Dataset records on visual material:
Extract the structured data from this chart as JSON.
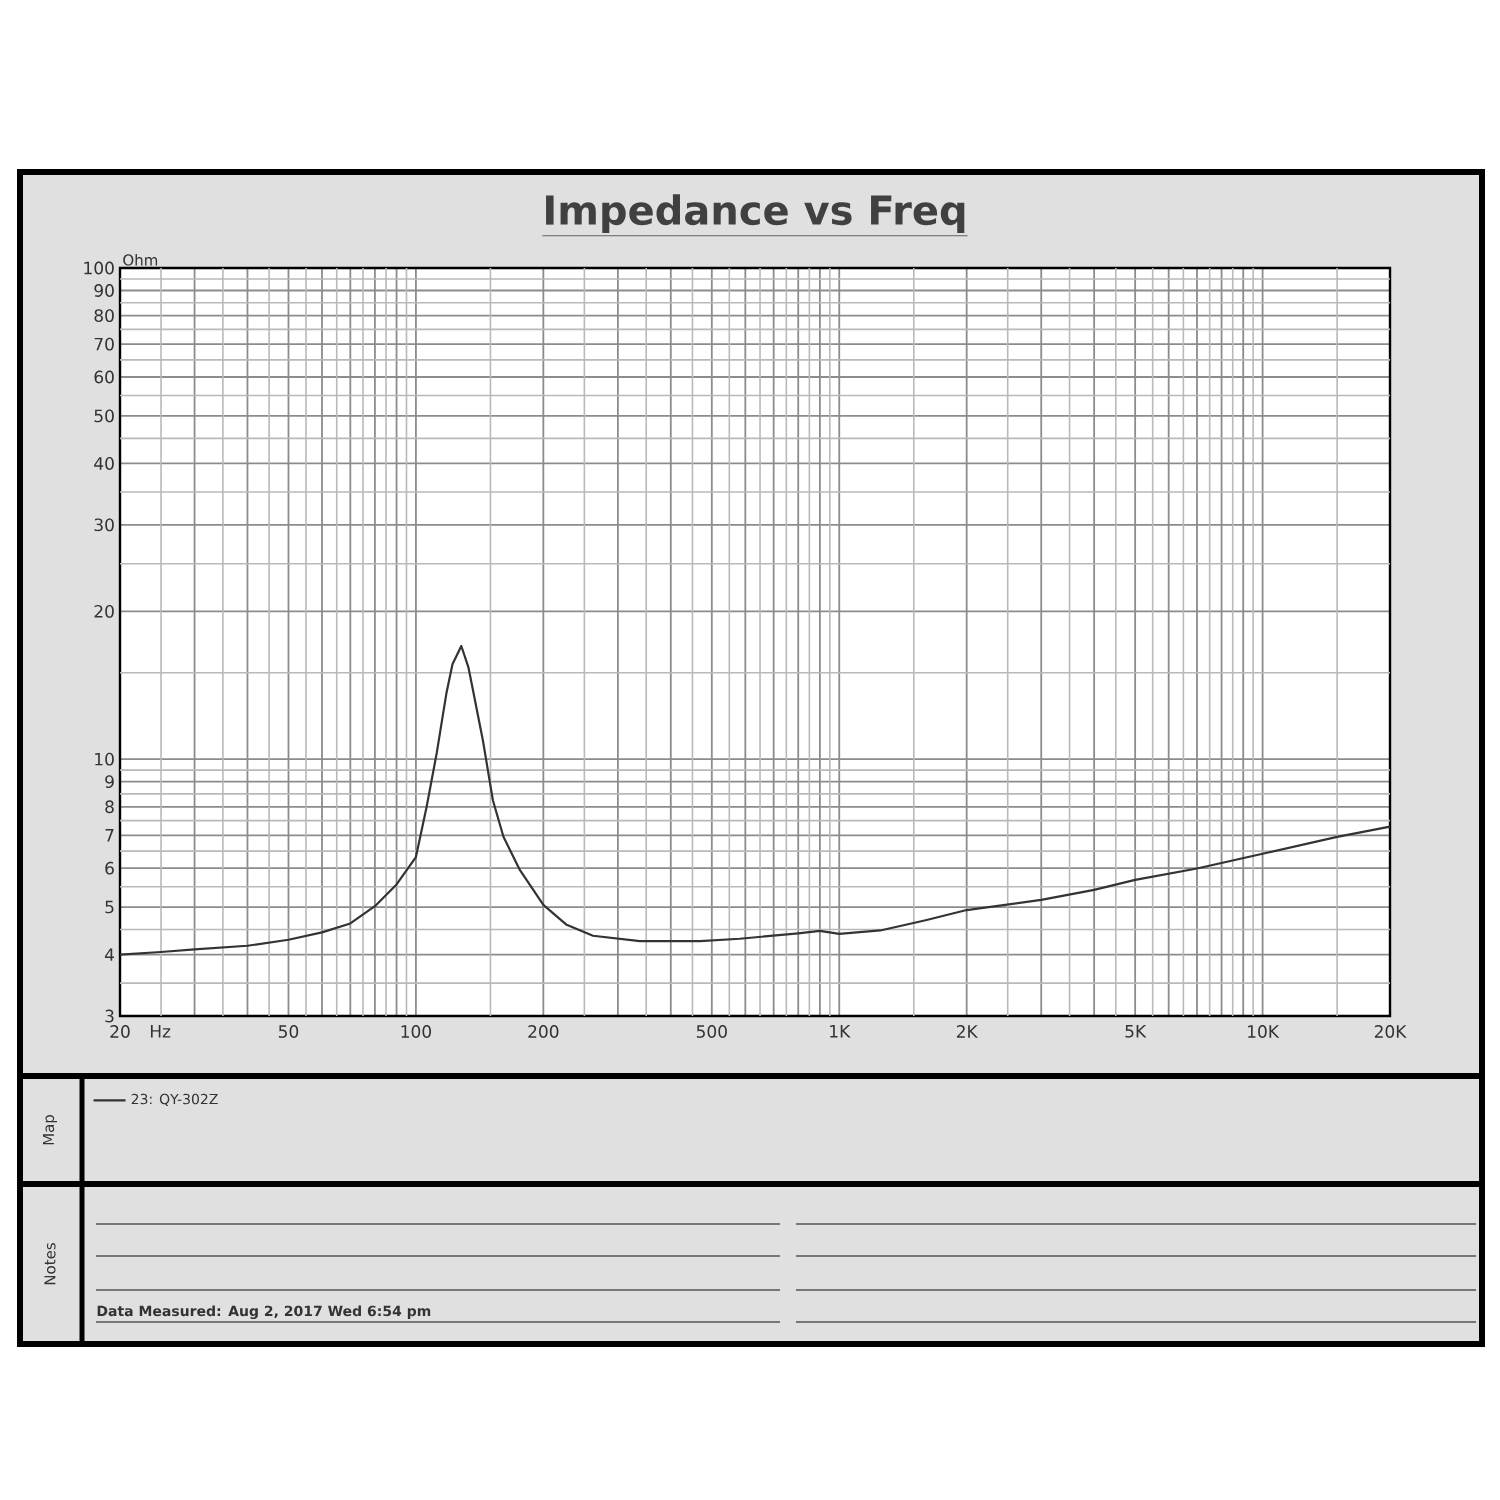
{
  "chart_data": {
    "type": "line",
    "title": "Impedance vs Freq",
    "ylabel": "Ohm",
    "xlabel": "Hz",
    "x": [
      20,
      25,
      30,
      40,
      50,
      60,
      70,
      80,
      90,
      100,
      106,
      112,
      118,
      122,
      128,
      133,
      136,
      144,
      152,
      161,
      176,
      200,
      227,
      262,
      338,
      469,
      582,
      800,
      900,
      1000,
      1250,
      1600,
      2000,
      3000,
      4000,
      5000,
      7000,
      10000,
      15000,
      20000
    ],
    "series": [
      {
        "name": "23: QY-302Z",
        "color": "#333333",
        "values": [
          4.0,
          4.05,
          4.1,
          4.17,
          4.29,
          4.44,
          4.63,
          5.02,
          5.56,
          6.32,
          8.0,
          10.3,
          13.6,
          15.6,
          17.0,
          15.4,
          14.0,
          10.9,
          8.25,
          6.95,
          5.95,
          5.05,
          4.6,
          4.37,
          4.26,
          4.26,
          4.31,
          4.42,
          4.47,
          4.41,
          4.48,
          4.7,
          4.93,
          5.17,
          5.42,
          5.68,
          5.99,
          6.42,
          6.95,
          7.29
        ]
      }
    ],
    "log": "xy",
    "xlim": [
      20,
      20000
    ],
    "ylim": [
      3,
      100
    ],
    "xticks": [
      20,
      {
        "value": 25,
        "label": null
      },
      {
        "value": 30,
        "label": null
      },
      {
        "value": 35,
        "label": null
      },
      {
        "value": 40,
        "label": null
      },
      {
        "value": 45,
        "label": null
      },
      50,
      {
        "value": 55,
        "label": null
      },
      {
        "value": 60,
        "label": null
      },
      {
        "value": 65,
        "label": null
      },
      {
        "value": 70,
        "label": null
      },
      {
        "value": 75,
        "label": null
      },
      {
        "value": 80,
        "label": null
      },
      {
        "value": 85,
        "label": null
      },
      {
        "value": 90,
        "label": null
      },
      {
        "value": 95,
        "label": null
      },
      100,
      {
        "value": 150,
        "label": null
      },
      200,
      {
        "value": 250,
        "label": null
      },
      {
        "value": 300,
        "label": null
      },
      {
        "value": 350,
        "label": null
      },
      {
        "value": 400,
        "label": null
      },
      {
        "value": 450,
        "label": null
      },
      500,
      {
        "value": 550,
        "label": null
      },
      {
        "value": 600,
        "label": null
      },
      {
        "value": 650,
        "label": null
      },
      {
        "value": 700,
        "label": null
      },
      {
        "value": 750,
        "label": null
      },
      {
        "value": 800,
        "label": null
      },
      {
        "value": 850,
        "label": null
      },
      {
        "value": 900,
        "label": null
      },
      {
        "value": 950,
        "label": null
      },
      {
        "value": 1000,
        "label": "1K"
      },
      {
        "value": 1500,
        "label": null
      },
      {
        "value": 2000,
        "label": "2K"
      },
      {
        "value": 2500,
        "label": null
      },
      {
        "value": 3000,
        "label": null
      },
      {
        "value": 3500,
        "label": null
      },
      {
        "value": 4000,
        "label": null
      },
      {
        "value": 4500,
        "label": null
      },
      {
        "value": 5000,
        "label": "5K"
      },
      {
        "value": 5500,
        "label": null
      },
      {
        "value": 6000,
        "label": null
      },
      {
        "value": 6500,
        "label": null
      },
      {
        "value": 7000,
        "label": null
      },
      {
        "value": 7500,
        "label": null
      },
      {
        "value": 8000,
        "label": null
      },
      {
        "value": 8500,
        "label": null
      },
      {
        "value": 9000,
        "label": null
      },
      {
        "value": 9500,
        "label": null
      },
      {
        "value": 10000,
        "label": "10K"
      },
      {
        "value": 15000,
        "label": null
      },
      {
        "value": 20000,
        "label": "20K"
      }
    ],
    "yticks": [
      3,
      {
        "value": 3.5,
        "label": null
      },
      4,
      {
        "value": 4.5,
        "label": null
      },
      5,
      {
        "value": 5.5,
        "label": null
      },
      6,
      {
        "value": 6.5,
        "label": null
      },
      7,
      {
        "value": 7.5,
        "label": null
      },
      8,
      {
        "value": 8.5,
        "label": null
      },
      9,
      {
        "value": 9.5,
        "label": null
      },
      10,
      {
        "value": 15,
        "label": null
      },
      20,
      {
        "value": 25,
        "label": null
      },
      30,
      {
        "value": 35,
        "label": null
      },
      40,
      {
        "value": 45,
        "label": null
      },
      50,
      {
        "value": 55,
        "label": null
      },
      60,
      {
        "value": 65,
        "label": null
      },
      70,
      {
        "value": 75,
        "label": null
      },
      80,
      {
        "value": 85,
        "label": null
      },
      90,
      {
        "value": 95,
        "label": null
      },
      100
    ],
    "grid": true,
    "legend": "bottom",
    "annotations": [
      "Map",
      "Notes",
      "Data Measured: Aug 2, 2017 Wed 6:54 pm"
    ]
  }
}
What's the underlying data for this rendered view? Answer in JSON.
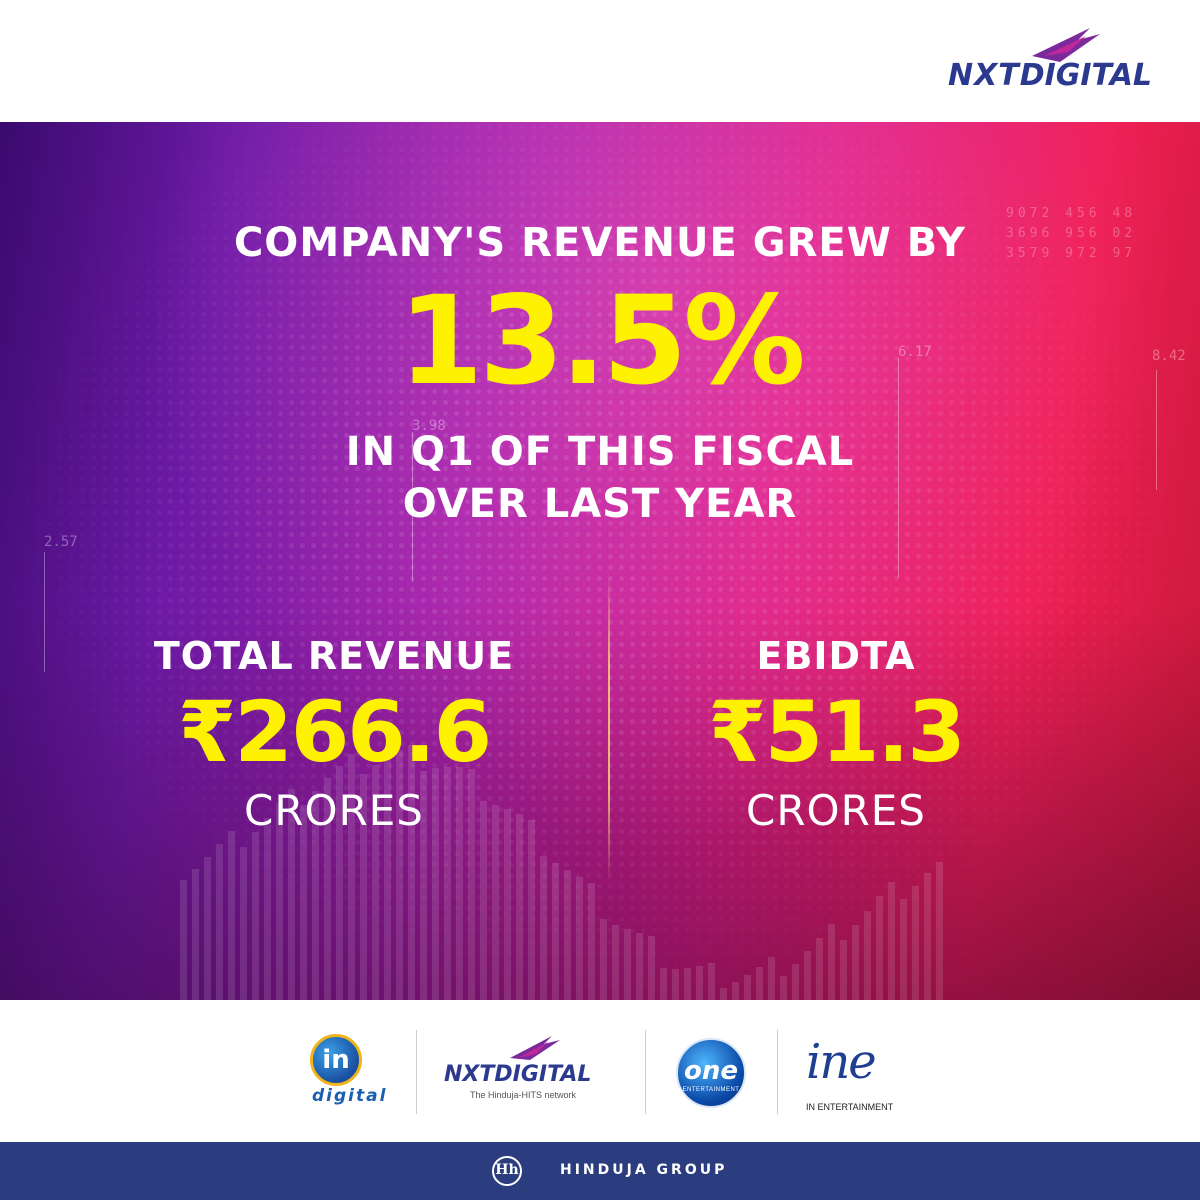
{
  "header": {
    "logo_text_a": "NXT",
    "logo_text_b": "DIGITAL"
  },
  "hero": {
    "headline_top": "COMPANY'S REVENUE GREW BY",
    "growth_value": "13.5%",
    "headline_bottom_line1": "IN Q1 OF THIS FISCAL",
    "headline_bottom_line2": "OVER LAST YEAR",
    "background_numbers": [
      "2.57",
      "3.98",
      "6.17",
      "8.42"
    ],
    "background_grid": [
      "9072 456 48",
      "3696 956 02",
      "3579 972 97"
    ],
    "stats": [
      {
        "label": "TOTAL REVENUE",
        "value": "₹266.6",
        "unit": "CRORES"
      },
      {
        "label": "EBIDTA",
        "value": "₹51.3",
        "unit": "CRORES"
      }
    ],
    "colors": {
      "highlight": "#fff200",
      "text": "#ffffff"
    }
  },
  "partners": {
    "indigital": {
      "badge": "in",
      "sub": "digital"
    },
    "nxtdigital": {
      "wordmark": "NXTDIGITAL",
      "tagline": "The Hinduja-HITS network"
    },
    "one": {
      "badge": "one",
      "sub": "ENTERTAINMENT"
    },
    "ine": {
      "script": "ine",
      "caption": "IN ENTERTAINMENT"
    }
  },
  "footer": {
    "mark": "Hh",
    "group_name": "HINDUJA GROUP",
    "color": "#2b3d7e"
  }
}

[EXERCISE TASK] Reproduce every line above as written, skipping pictures.

[FINISHED TASK]
Extract the structured data from this chart as JSON.
{
  "chart_data": {
    "type": "line",
    "title": "Impedance vs Freq",
    "ylabel": "Ohm",
    "xlabel": "Hz",
    "x": [
      20,
      25,
      30,
      40,
      50,
      60,
      70,
      80,
      90,
      100,
      106,
      112,
      118,
      122,
      128,
      133,
      136,
      144,
      152,
      161,
      176,
      200,
      227,
      262,
      338,
      469,
      582,
      800,
      900,
      1000,
      1250,
      1600,
      2000,
      3000,
      4000,
      5000,
      7000,
      10000,
      15000,
      20000
    ],
    "series": [
      {
        "name": "23: QY-302Z",
        "color": "#333333",
        "values": [
          4.0,
          4.05,
          4.1,
          4.17,
          4.29,
          4.44,
          4.63,
          5.02,
          5.56,
          6.32,
          8.0,
          10.3,
          13.6,
          15.6,
          17.0,
          15.4,
          14.0,
          10.9,
          8.25,
          6.95,
          5.95,
          5.05,
          4.6,
          4.37,
          4.26,
          4.26,
          4.31,
          4.42,
          4.47,
          4.41,
          4.48,
          4.7,
          4.93,
          5.17,
          5.42,
          5.68,
          5.99,
          6.42,
          6.95,
          7.29
        ]
      }
    ],
    "log": "xy",
    "xlim": [
      20,
      20000
    ],
    "ylim": [
      3,
      100
    ],
    "xticks": [
      20,
      {
        "value": 25,
        "label": null
      },
      {
        "value": 30,
        "label": null
      },
      {
        "value": 35,
        "label": null
      },
      {
        "value": 40,
        "label": null
      },
      {
        "value": 45,
        "label": null
      },
      50,
      {
        "value": 55,
        "label": null
      },
      {
        "value": 60,
        "label": null
      },
      {
        "value": 65,
        "label": null
      },
      {
        "value": 70,
        "label": null
      },
      {
        "value": 75,
        "label": null
      },
      {
        "value": 80,
        "label": null
      },
      {
        "value": 85,
        "label": null
      },
      {
        "value": 90,
        "label": null
      },
      {
        "value": 95,
        "label": null
      },
      100,
      {
        "value": 150,
        "label": null
      },
      200,
      {
        "value": 250,
        "label": null
      },
      {
        "value": 300,
        "label": null
      },
      {
        "value": 350,
        "label": null
      },
      {
        "value": 400,
        "label": null
      },
      {
        "value": 450,
        "label": null
      },
      500,
      {
        "value": 550,
        "label": null
      },
      {
        "value": 600,
        "label": null
      },
      {
        "value": 650,
        "label": null
      },
      {
        "value": 700,
        "label": null
      },
      {
        "value": 750,
        "label": null
      },
      {
        "value": 800,
        "label": null
      },
      {
        "value": 850,
        "label": null
      },
      {
        "value": 900,
        "label": null
      },
      {
        "value": 950,
        "label": null
      },
      {
        "value": 1000,
        "label": "1K"
      },
      {
        "value": 1500,
        "label": null
      },
      {
        "value": 2000,
        "label": "2K"
      },
      {
        "value": 2500,
        "label": null
      },
      {
        "value": 3000,
        "label": null
      },
      {
        "value": 3500,
        "label": null
      },
      {
        "value": 4000,
        "label": null
      },
      {
        "value": 4500,
        "label": null
      },
      {
        "value": 5000,
        "label": "5K"
      },
      {
        "value": 5500,
        "label": null
      },
      {
        "value": 6000,
        "label": null
      },
      {
        "value": 6500,
        "label": null
      },
      {
        "value": 7000,
        "label": null
      },
      {
        "value": 7500,
        "label": null
      },
      {
        "value": 8000,
        "label": null
      },
      {
        "value": 8500,
        "label": null
      },
      {
        "value": 9000,
        "label": null
      },
      {
        "value": 9500,
        "label": null
      },
      {
        "value": 10000,
        "label": "10K"
      },
      {
        "value": 15000,
        "label": null
      },
      {
        "value": 20000,
        "label": "20K"
      }
    ],
    "yticks": [
      3,
      {
        "value": 3.5,
        "label": null
      },
      4,
      {
        "value": 4.5,
        "label": null
      },
      5,
      {
        "value": 5.5,
        "label": null
      },
      6,
      {
        "value": 6.5,
        "label": null
      },
      7,
      {
        "value": 7.5,
        "label": null
      },
      8,
      {
        "value": 8.5,
        "label": null
      },
      9,
      {
        "value": 9.5,
        "label": null
      },
      10,
      {
        "value": 15,
        "label": null
      },
      20,
      {
        "value": 25,
        "label": null
      },
      30,
      {
        "value": 35,
        "label": null
      },
      40,
      {
        "value": 45,
        "label": null
      },
      50,
      {
        "value": 55,
        "label": null
      },
      60,
      {
        "value": 65,
        "label": null
      },
      70,
      {
        "value": 75,
        "label": null
      },
      80,
      {
        "value": 85,
        "label": null
      },
      90,
      {
        "value": 95,
        "label": null
      },
      100
    ],
    "grid": true,
    "legend": "bottom",
    "annotations": [
      "Map",
      "Notes",
      "Data Measured: Aug 2, 2017 Wed 6:54 pm"
    ]
  }
}
What's the underlying data for this rendered view? Answer in JSON.
{
  "header": {
    "logo_text_a": "NXT",
    "logo_text_b": "DIGITAL"
  },
  "hero": {
    "headline_top": "COMPANY'S REVENUE GREW BY",
    "growth_value": "13.5%",
    "headline_bottom_line1": "IN Q1 OF THIS FISCAL",
    "headline_bottom_line2": "OVER LAST YEAR",
    "background_numbers": [
      "2.57",
      "3.98",
      "6.17",
      "8.42"
    ],
    "background_grid": [
      "9072 456 48",
      "3696 956 02",
      "3579 972 97"
    ],
    "stats": [
      {
        "label": "TOTAL REVENUE",
        "value": "₹266.6",
        "unit": "CRORES"
      },
      {
        "label": "EBIDTA",
        "value": "₹51.3",
        "unit": "CRORES"
      }
    ],
    "colors": {
      "highlight": "#fff200",
      "text": "#ffffff"
    }
  },
  "partners": {
    "indigital": {
      "badge": "in",
      "sub": "digital"
    },
    "nxtdigital": {
      "wordmark": "NXTDIGITAL",
      "tagline": "The Hinduja-HITS network"
    },
    "one": {
      "badge": "one",
      "sub": "ENTERTAINMENT"
    },
    "ine": {
      "script": "ine",
      "caption": "IN ENTERTAINMENT"
    }
  },
  "footer": {
    "mark": "Hh",
    "group_name": "HINDUJA GROUP",
    "color": "#2b3d7e"
  }
}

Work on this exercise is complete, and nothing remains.